▸ AIM OF THE TASK
In the entries that follow, find the word "JSON" and report each line it is on.

-- Begin --

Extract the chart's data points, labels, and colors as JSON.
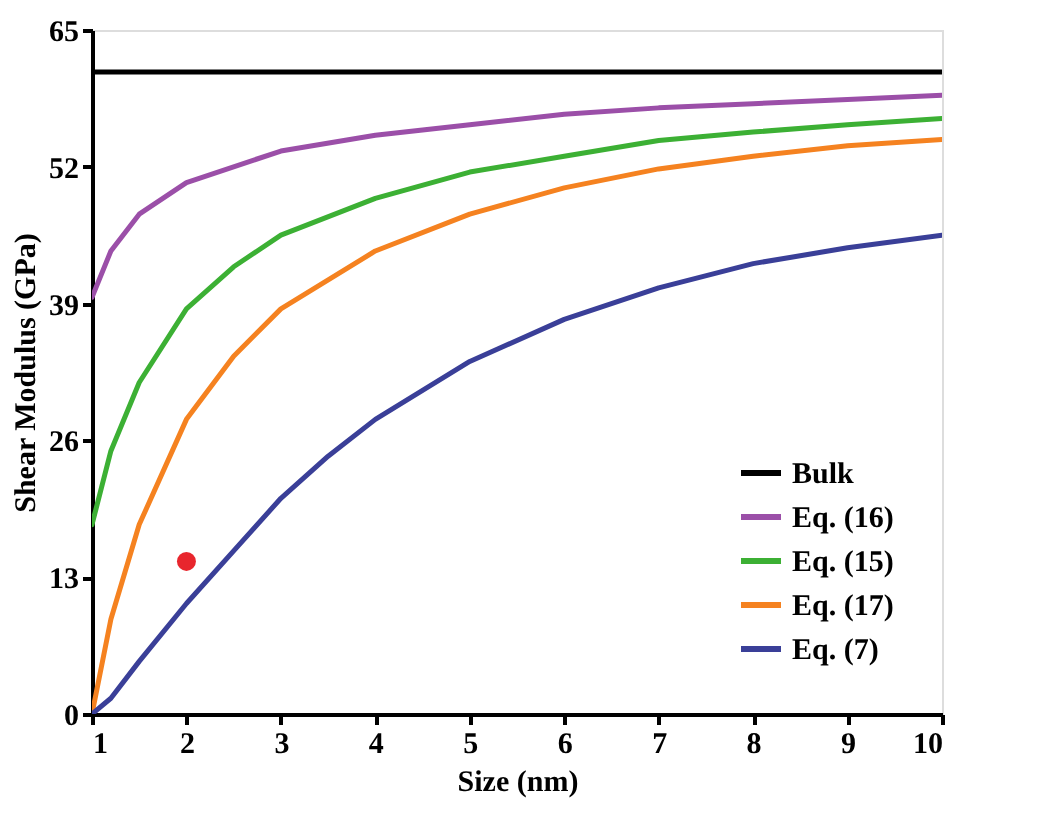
{
  "chart_data": {
    "type": "line",
    "xlabel": "Size (nm)",
    "ylabel": "Shear Modulus (GPa)",
    "xlim": [
      1,
      10
    ],
    "xticks": [
      1,
      2,
      3,
      4,
      5,
      6,
      7,
      8,
      9,
      10
    ],
    "ylim": [
      0,
      65
    ],
    "yticks": [
      0,
      13,
      26,
      39,
      52,
      65
    ],
    "grid": false,
    "legend": "bottom right",
    "marker": "none",
    "line_style": "solid",
    "series": [
      {
        "name": "Bulk",
        "color": "#000000",
        "x": [
          1,
          10
        ],
        "values": [
          61,
          61
        ]
      },
      {
        "name": "Eq. (16)",
        "color": "#9b4fa8",
        "x": [
          1,
          1.2,
          1.5,
          2,
          3,
          4,
          5,
          6,
          7,
          8,
          9,
          10
        ],
        "values": [
          39.6,
          44,
          47.5,
          50.5,
          53.5,
          55,
          56,
          57,
          57.6,
          58,
          58.4,
          58.8
        ]
      },
      {
        "name": "Eq. (15)",
        "color": "#3cb034",
        "x": [
          1,
          1.2,
          1.5,
          2,
          2.5,
          3,
          4,
          5,
          6,
          7,
          8,
          9,
          10
        ],
        "values": [
          18,
          25,
          31.5,
          38.5,
          42.5,
          45.5,
          49,
          51.5,
          53,
          54.5,
          55.3,
          56,
          56.6
        ]
      },
      {
        "name": "Eq. (17)",
        "color": "#f58220",
        "x": [
          1,
          1.2,
          1.5,
          2,
          2.5,
          3,
          4,
          5,
          6,
          7,
          8,
          9,
          10
        ],
        "values": [
          0,
          9,
          18,
          28,
          34,
          38.5,
          44,
          47.5,
          50,
          51.8,
          53,
          54,
          54.6
        ]
      },
      {
        "name": "Eq. (7)",
        "color": "#3a3f98",
        "x": [
          1,
          1.2,
          1.5,
          2,
          2.5,
          3,
          3.5,
          4,
          5,
          6,
          7,
          8,
          9,
          10
        ],
        "values": [
          0,
          1.5,
          5,
          10.5,
          15.5,
          20.5,
          24.5,
          28,
          33.5,
          37.5,
          40.5,
          42.8,
          44.3,
          45.5
        ]
      },
      {
        "type": "scatter",
        "color": "#e8262d",
        "marker": "circle",
        "x": [
          2
        ],
        "values": [
          14.5
        ]
      }
    ]
  }
}
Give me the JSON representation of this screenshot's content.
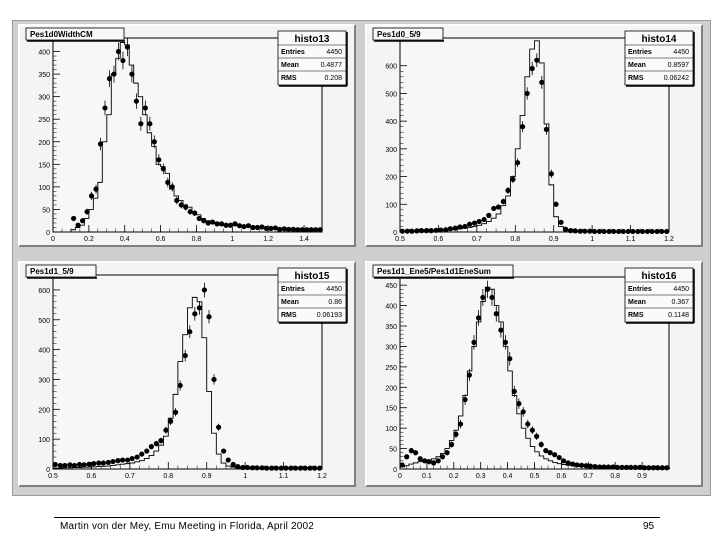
{
  "footer": {
    "text": "Martin von der Mey, Emu Meeting in Florida, April 2002",
    "page": "95"
  },
  "stats_labels": {
    "entries": "Entries",
    "mean": "Mean",
    "rms": "RMS"
  },
  "chart_data": [
    {
      "type": "histogram",
      "title": "Pes1d0WidthCM",
      "histo_name": "histo13",
      "stats": {
        "entries": "4450",
        "mean": "0.4877",
        "rms": "0.208"
      },
      "xlim": [
        0,
        1.5
      ],
      "ylim": [
        0,
        430
      ],
      "x_ticks": [
        0,
        0.2,
        0.4,
        0.6,
        0.8,
        1,
        1.2,
        1.4
      ],
      "x_tick_labels": [
        "0",
        "0.2",
        "0.4",
        "0.6",
        "0.8",
        "1",
        "1.2",
        "1.4"
      ],
      "y_ticks": [
        0,
        50,
        100,
        150,
        200,
        250,
        300,
        350,
        400
      ],
      "y_tick_labels": [
        "0",
        "50",
        "100",
        "150",
        "200",
        "250",
        "300",
        "350",
        "400"
      ],
      "hist_bin_width": 0.025,
      "hist_x_start": 0.1,
      "hist_values": [
        5,
        10,
        15,
        30,
        50,
        75,
        110,
        200,
        260,
        350,
        385,
        420,
        415,
        370,
        330,
        300,
        260,
        220,
        190,
        150,
        145,
        130,
        95,
        80,
        70,
        60,
        55,
        45,
        38,
        30,
        25,
        22,
        20,
        18,
        17,
        15,
        15,
        14,
        13,
        12,
        12,
        11,
        10,
        10,
        9,
        8,
        8,
        7,
        7,
        6,
        6,
        5,
        5,
        5,
        5,
        4
      ],
      "points_x": [
        0.115,
        0.14,
        0.165,
        0.19,
        0.215,
        0.24,
        0.265,
        0.29,
        0.315,
        0.34,
        0.365,
        0.39,
        0.415,
        0.44,
        0.465,
        0.49,
        0.515,
        0.54,
        0.565,
        0.59,
        0.615,
        0.64,
        0.665,
        0.69,
        0.715,
        0.74,
        0.765,
        0.79,
        0.815,
        0.84,
        0.865,
        0.89,
        0.915,
        0.94,
        0.965,
        0.99,
        1.015,
        1.04,
        1.065,
        1.09,
        1.115,
        1.14,
        1.165,
        1.19,
        1.215,
        1.24,
        1.265,
        1.29,
        1.315,
        1.34,
        1.365,
        1.39,
        1.415,
        1.44,
        1.465,
        1.49
      ],
      "points_y": [
        30,
        15,
        25,
        45,
        80,
        95,
        195,
        275,
        340,
        350,
        400,
        380,
        410,
        350,
        290,
        240,
        275,
        240,
        200,
        160,
        140,
        110,
        100,
        70,
        60,
        55,
        45,
        42,
        30,
        25,
        20,
        22,
        18,
        18,
        15,
        15,
        18,
        14,
        12,
        14,
        10,
        10,
        11,
        8,
        8,
        9,
        6,
        7,
        6,
        6,
        5,
        5,
        5,
        5,
        5,
        5
      ]
    },
    {
      "type": "histogram",
      "title": "Pes1d0_5/9",
      "histo_name": "histo14",
      "stats": {
        "entries": "4450",
        "mean": "0.8597",
        "rms": "0.06242"
      },
      "xlim": [
        0.5,
        1.2
      ],
      "ylim": [
        0,
        700
      ],
      "x_ticks": [
        0.5,
        0.6,
        0.7,
        0.8,
        0.9,
        1,
        1.1,
        1.2
      ],
      "x_tick_labels": [
        "0.5",
        "0.6",
        "0.7",
        "0.8",
        "0.9",
        "1",
        "1.1",
        "1.2"
      ],
      "y_ticks": [
        0,
        100,
        200,
        300,
        400,
        500,
        600
      ],
      "y_tick_labels": [
        "0",
        "100",
        "200",
        "300",
        "400",
        "500",
        "600"
      ],
      "hist_bin_width": 0.0125,
      "hist_x_start": 0.5,
      "hist_values": [
        2,
        2,
        3,
        3,
        4,
        4,
        5,
        5,
        6,
        7,
        8,
        10,
        12,
        14,
        16,
        20,
        24,
        30,
        38,
        50,
        65,
        95,
        130,
        200,
        300,
        420,
        560,
        660,
        690,
        610,
        390,
        170,
        55,
        20,
        8,
        5,
        4,
        3,
        3,
        2,
        2,
        2,
        2,
        2,
        2,
        2,
        2,
        2,
        2,
        2,
        2,
        2,
        2,
        2,
        2,
        2
      ],
      "points_x": [
        0.506,
        0.519,
        0.531,
        0.544,
        0.556,
        0.569,
        0.581,
        0.594,
        0.606,
        0.619,
        0.631,
        0.644,
        0.656,
        0.669,
        0.681,
        0.694,
        0.706,
        0.719,
        0.731,
        0.744,
        0.756,
        0.769,
        0.781,
        0.794,
        0.806,
        0.819,
        0.831,
        0.844,
        0.856,
        0.869,
        0.881,
        0.894,
        0.906,
        0.919,
        0.931,
        0.944,
        0.956,
        0.969,
        0.981,
        0.994,
        1.006,
        1.019,
        1.031,
        1.044,
        1.056,
        1.069,
        1.081,
        1.094,
        1.106,
        1.119,
        1.131,
        1.144,
        1.156,
        1.169,
        1.181,
        1.194
      ],
      "points_y": [
        3,
        3,
        3,
        4,
        5,
        5,
        5,
        6,
        7,
        8,
        12,
        14,
        18,
        20,
        28,
        32,
        38,
        45,
        60,
        85,
        90,
        110,
        150,
        190,
        250,
        380,
        500,
        590,
        620,
        540,
        370,
        210,
        100,
        35,
        10,
        5,
        4,
        3,
        3,
        3,
        2,
        2,
        2,
        2,
        2,
        2,
        2,
        2,
        2,
        2,
        2,
        2,
        2,
        2,
        2,
        2
      ]
    },
    {
      "type": "histogram",
      "title": "Pes1d1_5/9",
      "histo_name": "histo15",
      "stats": {
        "entries": "4450",
        "mean": "0.86",
        "rms": "0.06193"
      },
      "xlim": [
        0.5,
        1.2
      ],
      "ylim": [
        0,
        650
      ],
      "x_ticks": [
        0.5,
        0.6,
        0.7,
        0.8,
        0.9,
        1,
        1.1,
        1.2
      ],
      "x_tick_labels": [
        "0.5",
        "0.6",
        "0.7",
        "0.8",
        "0.9",
        "1",
        "1.1",
        "1.2"
      ],
      "y_ticks": [
        0,
        100,
        200,
        300,
        400,
        500,
        600
      ],
      "y_tick_labels": [
        "0",
        "100",
        "200",
        "300",
        "400",
        "500",
        "600"
      ],
      "hist_bin_width": 0.0125,
      "hist_x_start": 0.5,
      "hist_values": [
        3,
        3,
        4,
        4,
        5,
        5,
        6,
        6,
        7,
        8,
        9,
        10,
        12,
        14,
        16,
        18,
        20,
        24,
        28,
        35,
        45,
        60,
        80,
        110,
        170,
        250,
        360,
        450,
        540,
        575,
        560,
        440,
        260,
        120,
        50,
        20,
        10,
        6,
        5,
        4,
        4,
        3,
        3,
        3,
        3,
        3,
        3,
        3,
        3,
        3,
        3,
        3,
        3,
        3,
        3,
        3
      ],
      "points_x": [
        0.506,
        0.519,
        0.531,
        0.544,
        0.556,
        0.569,
        0.581,
        0.594,
        0.606,
        0.619,
        0.631,
        0.644,
        0.656,
        0.669,
        0.681,
        0.694,
        0.706,
        0.719,
        0.731,
        0.744,
        0.756,
        0.769,
        0.781,
        0.794,
        0.806,
        0.819,
        0.831,
        0.844,
        0.856,
        0.869,
        0.881,
        0.894,
        0.906,
        0.919,
        0.931,
        0.944,
        0.956,
        0.969,
        0.981,
        0.994,
        1.006,
        1.019,
        1.031,
        1.044,
        1.056,
        1.069,
        1.081,
        1.094,
        1.106,
        1.119,
        1.131,
        1.144,
        1.156,
        1.169,
        1.181,
        1.194
      ],
      "points_y": [
        15,
        12,
        12,
        14,
        12,
        15,
        14,
        16,
        18,
        20,
        20,
        22,
        25,
        28,
        30,
        30,
        35,
        40,
        50,
        60,
        75,
        85,
        95,
        130,
        160,
        190,
        280,
        380,
        460,
        520,
        540,
        600,
        510,
        300,
        140,
        60,
        30,
        15,
        8,
        5,
        5,
        4,
        4,
        4,
        3,
        3,
        3,
        3,
        3,
        3,
        3,
        3,
        3,
        3,
        3,
        3
      ]
    },
    {
      "type": "histogram",
      "title": "Pes1d1_Ene5/Pes1d1EneSum",
      "histo_name": "histo16",
      "stats": {
        "entries": "4450",
        "mean": "0.367",
        "rms": "0.1148"
      },
      "xlim": [
        0,
        1
      ],
      "ylim": [
        0,
        470
      ],
      "x_ticks": [
        0,
        0.1,
        0.2,
        0.3,
        0.4,
        0.5,
        0.6,
        0.7,
        0.8,
        0.9
      ],
      "x_tick_labels": [
        "0",
        "0.1",
        "0.2",
        "0.3",
        "0.4",
        "0.5",
        "0.6",
        "0.7",
        "0.8",
        "0.9"
      ],
      "y_ticks": [
        0,
        50,
        100,
        150,
        200,
        250,
        300,
        350,
        400,
        450
      ],
      "y_tick_labels": [
        "0",
        "50",
        "100",
        "150",
        "200",
        "250",
        "300",
        "350",
        "400",
        "450"
      ],
      "hist_bin_width": 0.0167,
      "hist_x_start": 0,
      "hist_values": [
        5,
        8,
        12,
        15,
        18,
        20,
        22,
        25,
        30,
        38,
        50,
        70,
        95,
        130,
        180,
        240,
        300,
        360,
        410,
        445,
        440,
        400,
        360,
        300,
        240,
        180,
        135,
        100,
        75,
        55,
        42,
        32,
        25,
        20,
        16,
        13,
        11,
        9,
        8,
        7,
        6,
        6,
        5,
        5,
        5,
        4,
        4,
        4,
        4,
        4,
        3,
        3,
        3,
        3,
        3,
        3,
        3,
        3,
        3,
        3
      ],
      "points_x": [
        0.008,
        0.025,
        0.042,
        0.058,
        0.075,
        0.092,
        0.108,
        0.125,
        0.142,
        0.158,
        0.175,
        0.192,
        0.208,
        0.225,
        0.242,
        0.258,
        0.275,
        0.292,
        0.308,
        0.325,
        0.342,
        0.358,
        0.375,
        0.392,
        0.408,
        0.425,
        0.442,
        0.458,
        0.475,
        0.492,
        0.508,
        0.525,
        0.542,
        0.558,
        0.575,
        0.592,
        0.608,
        0.625,
        0.642,
        0.658,
        0.675,
        0.692,
        0.708,
        0.725,
        0.742,
        0.758,
        0.775,
        0.792,
        0.808,
        0.825,
        0.842,
        0.858,
        0.875,
        0.892,
        0.908,
        0.925,
        0.942,
        0.958,
        0.975,
        0.992
      ],
      "points_y": [
        10,
        30,
        45,
        40,
        25,
        20,
        18,
        15,
        20,
        30,
        40,
        60,
        85,
        110,
        170,
        230,
        310,
        370,
        420,
        440,
        420,
        380,
        340,
        310,
        270,
        190,
        160,
        140,
        110,
        95,
        80,
        60,
        45,
        40,
        35,
        28,
        20,
        15,
        12,
        10,
        9,
        8,
        7,
        6,
        5,
        5,
        5,
        5,
        4,
        4,
        4,
        4,
        4,
        4,
        3,
        3,
        3,
        3,
        3,
        3
      ]
    }
  ]
}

-- End --

▸ RESPONSE BELOW
Extract the chart's data points, labels, and colors as JSON.
Give me the JSON representation of this screenshot's content.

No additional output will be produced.